> **Task details**
Gather every line below where "vento" appears.

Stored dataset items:
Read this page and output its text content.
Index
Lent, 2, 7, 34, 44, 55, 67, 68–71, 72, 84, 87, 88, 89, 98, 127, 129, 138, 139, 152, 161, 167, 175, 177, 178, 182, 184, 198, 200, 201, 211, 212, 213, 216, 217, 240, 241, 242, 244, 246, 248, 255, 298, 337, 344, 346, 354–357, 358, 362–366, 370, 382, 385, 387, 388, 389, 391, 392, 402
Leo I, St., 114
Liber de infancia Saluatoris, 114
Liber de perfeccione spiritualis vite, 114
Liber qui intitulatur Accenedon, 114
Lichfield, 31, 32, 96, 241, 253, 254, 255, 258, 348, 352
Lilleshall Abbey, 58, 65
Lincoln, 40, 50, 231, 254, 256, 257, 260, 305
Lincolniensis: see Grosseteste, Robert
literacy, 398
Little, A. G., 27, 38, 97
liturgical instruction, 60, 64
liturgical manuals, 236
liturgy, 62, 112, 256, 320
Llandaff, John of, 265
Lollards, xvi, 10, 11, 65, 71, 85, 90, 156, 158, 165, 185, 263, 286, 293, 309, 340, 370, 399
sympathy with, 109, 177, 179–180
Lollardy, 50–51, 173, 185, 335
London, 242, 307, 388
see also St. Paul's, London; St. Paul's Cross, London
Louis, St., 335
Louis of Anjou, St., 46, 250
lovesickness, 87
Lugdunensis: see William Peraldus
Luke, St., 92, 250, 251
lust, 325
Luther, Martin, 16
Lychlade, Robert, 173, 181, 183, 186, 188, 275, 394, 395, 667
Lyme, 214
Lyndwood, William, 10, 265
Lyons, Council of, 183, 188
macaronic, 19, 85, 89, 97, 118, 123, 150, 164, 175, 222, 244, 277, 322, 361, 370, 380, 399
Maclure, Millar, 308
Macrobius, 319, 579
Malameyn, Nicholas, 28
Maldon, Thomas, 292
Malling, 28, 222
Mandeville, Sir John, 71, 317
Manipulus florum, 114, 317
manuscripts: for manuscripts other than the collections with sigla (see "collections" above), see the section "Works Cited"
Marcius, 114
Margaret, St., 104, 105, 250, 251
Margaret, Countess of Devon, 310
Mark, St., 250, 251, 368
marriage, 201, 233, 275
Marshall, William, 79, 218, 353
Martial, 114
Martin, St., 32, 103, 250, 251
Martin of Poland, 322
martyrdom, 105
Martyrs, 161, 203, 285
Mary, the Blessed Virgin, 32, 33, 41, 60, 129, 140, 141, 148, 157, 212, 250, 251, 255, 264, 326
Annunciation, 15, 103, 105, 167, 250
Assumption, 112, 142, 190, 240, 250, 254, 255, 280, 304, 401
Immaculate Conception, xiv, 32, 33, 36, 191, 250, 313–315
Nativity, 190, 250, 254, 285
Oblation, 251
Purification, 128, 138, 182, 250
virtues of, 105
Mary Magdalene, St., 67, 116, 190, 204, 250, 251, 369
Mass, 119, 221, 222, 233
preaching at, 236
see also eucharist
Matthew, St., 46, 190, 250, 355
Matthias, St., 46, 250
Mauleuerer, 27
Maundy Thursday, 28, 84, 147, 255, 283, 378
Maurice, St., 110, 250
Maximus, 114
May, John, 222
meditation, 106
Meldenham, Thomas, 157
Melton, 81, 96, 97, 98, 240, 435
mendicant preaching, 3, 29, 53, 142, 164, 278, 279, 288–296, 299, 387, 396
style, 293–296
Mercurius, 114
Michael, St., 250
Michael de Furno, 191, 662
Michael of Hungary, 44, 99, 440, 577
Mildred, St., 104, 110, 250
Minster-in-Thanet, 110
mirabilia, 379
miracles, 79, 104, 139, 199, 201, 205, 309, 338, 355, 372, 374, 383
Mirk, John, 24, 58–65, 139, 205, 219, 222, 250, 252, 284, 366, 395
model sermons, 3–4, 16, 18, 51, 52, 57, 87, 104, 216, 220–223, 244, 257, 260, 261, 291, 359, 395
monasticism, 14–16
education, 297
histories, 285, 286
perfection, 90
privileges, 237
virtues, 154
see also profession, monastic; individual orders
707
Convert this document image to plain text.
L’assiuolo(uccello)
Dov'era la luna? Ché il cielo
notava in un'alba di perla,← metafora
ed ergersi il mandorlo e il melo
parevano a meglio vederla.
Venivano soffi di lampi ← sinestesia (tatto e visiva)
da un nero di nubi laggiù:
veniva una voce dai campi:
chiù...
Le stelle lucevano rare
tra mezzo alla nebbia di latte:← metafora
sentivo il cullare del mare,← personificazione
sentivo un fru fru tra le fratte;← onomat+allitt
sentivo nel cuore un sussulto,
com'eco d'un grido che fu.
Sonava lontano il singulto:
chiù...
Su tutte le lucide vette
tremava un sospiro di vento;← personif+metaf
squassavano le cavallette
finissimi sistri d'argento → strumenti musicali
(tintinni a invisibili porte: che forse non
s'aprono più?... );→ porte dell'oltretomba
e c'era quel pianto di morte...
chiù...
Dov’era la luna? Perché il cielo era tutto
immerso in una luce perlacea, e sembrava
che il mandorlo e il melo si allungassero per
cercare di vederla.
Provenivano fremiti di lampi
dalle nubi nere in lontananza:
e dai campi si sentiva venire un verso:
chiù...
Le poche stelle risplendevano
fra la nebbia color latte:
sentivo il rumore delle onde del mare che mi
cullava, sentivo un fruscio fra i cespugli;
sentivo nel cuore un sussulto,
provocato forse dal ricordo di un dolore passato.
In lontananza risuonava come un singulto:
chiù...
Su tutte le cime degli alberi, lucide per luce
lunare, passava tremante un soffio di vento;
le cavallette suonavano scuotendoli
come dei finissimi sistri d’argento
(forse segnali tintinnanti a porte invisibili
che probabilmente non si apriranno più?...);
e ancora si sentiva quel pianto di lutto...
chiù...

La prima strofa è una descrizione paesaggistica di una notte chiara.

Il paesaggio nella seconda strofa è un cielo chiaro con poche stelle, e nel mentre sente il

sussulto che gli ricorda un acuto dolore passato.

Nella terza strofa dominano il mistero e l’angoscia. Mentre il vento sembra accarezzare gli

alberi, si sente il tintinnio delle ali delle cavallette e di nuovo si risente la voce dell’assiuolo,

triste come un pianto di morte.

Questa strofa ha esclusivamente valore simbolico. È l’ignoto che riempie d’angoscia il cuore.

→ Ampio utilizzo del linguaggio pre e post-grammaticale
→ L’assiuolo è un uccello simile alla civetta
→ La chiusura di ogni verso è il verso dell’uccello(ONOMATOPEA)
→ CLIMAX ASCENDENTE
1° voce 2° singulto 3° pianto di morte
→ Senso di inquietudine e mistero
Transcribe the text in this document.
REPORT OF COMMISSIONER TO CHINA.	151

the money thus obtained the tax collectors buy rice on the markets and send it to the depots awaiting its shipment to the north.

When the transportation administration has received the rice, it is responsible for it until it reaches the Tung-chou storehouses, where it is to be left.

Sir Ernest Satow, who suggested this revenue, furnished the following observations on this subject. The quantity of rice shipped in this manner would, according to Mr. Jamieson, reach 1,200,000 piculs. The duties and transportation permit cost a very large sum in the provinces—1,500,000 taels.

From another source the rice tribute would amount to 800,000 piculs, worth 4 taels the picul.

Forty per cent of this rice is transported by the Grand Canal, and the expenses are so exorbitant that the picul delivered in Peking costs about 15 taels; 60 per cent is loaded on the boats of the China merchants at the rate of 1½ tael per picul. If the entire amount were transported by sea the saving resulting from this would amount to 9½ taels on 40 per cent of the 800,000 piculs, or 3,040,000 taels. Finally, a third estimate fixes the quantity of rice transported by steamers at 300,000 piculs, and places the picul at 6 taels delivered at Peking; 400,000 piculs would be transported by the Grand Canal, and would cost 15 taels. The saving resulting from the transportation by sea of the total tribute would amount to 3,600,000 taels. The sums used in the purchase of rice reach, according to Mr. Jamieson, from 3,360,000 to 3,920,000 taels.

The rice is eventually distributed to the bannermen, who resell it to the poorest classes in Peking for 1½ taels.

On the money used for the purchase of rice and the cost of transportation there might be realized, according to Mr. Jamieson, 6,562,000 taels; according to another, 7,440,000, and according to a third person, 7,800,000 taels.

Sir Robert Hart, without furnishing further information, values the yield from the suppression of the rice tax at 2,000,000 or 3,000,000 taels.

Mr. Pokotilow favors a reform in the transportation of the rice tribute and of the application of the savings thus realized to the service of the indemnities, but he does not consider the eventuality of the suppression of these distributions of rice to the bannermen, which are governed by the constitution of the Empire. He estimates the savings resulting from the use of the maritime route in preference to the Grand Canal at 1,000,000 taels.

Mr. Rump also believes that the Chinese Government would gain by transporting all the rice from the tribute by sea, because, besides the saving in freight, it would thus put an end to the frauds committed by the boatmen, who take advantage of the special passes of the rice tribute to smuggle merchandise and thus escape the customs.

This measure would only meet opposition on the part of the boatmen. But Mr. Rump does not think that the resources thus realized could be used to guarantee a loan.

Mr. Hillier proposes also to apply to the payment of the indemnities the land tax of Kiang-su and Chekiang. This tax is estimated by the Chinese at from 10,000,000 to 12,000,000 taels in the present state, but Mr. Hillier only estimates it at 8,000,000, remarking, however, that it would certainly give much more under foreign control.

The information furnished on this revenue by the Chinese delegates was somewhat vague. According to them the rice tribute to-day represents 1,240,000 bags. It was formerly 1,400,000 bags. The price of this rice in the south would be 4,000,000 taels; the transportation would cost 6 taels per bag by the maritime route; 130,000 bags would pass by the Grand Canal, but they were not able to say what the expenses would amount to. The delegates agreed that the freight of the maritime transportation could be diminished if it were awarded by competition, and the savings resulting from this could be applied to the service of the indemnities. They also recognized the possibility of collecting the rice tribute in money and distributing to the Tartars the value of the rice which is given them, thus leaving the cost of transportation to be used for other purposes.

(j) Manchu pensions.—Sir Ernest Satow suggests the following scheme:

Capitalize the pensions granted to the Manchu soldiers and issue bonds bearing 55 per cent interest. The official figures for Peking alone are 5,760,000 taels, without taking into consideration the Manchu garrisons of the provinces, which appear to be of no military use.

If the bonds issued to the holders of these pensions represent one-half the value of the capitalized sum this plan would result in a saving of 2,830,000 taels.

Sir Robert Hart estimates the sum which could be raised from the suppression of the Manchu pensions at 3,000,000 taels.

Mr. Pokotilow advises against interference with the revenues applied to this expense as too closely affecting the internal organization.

> **Reply**
tremava un sospiro di vento;← personif+metaf
lunare, passava tremante un soffio di vento;
Nella terza strofa dominano il mistero e l’angoscia. Mentre il vento sembra accarezzare gli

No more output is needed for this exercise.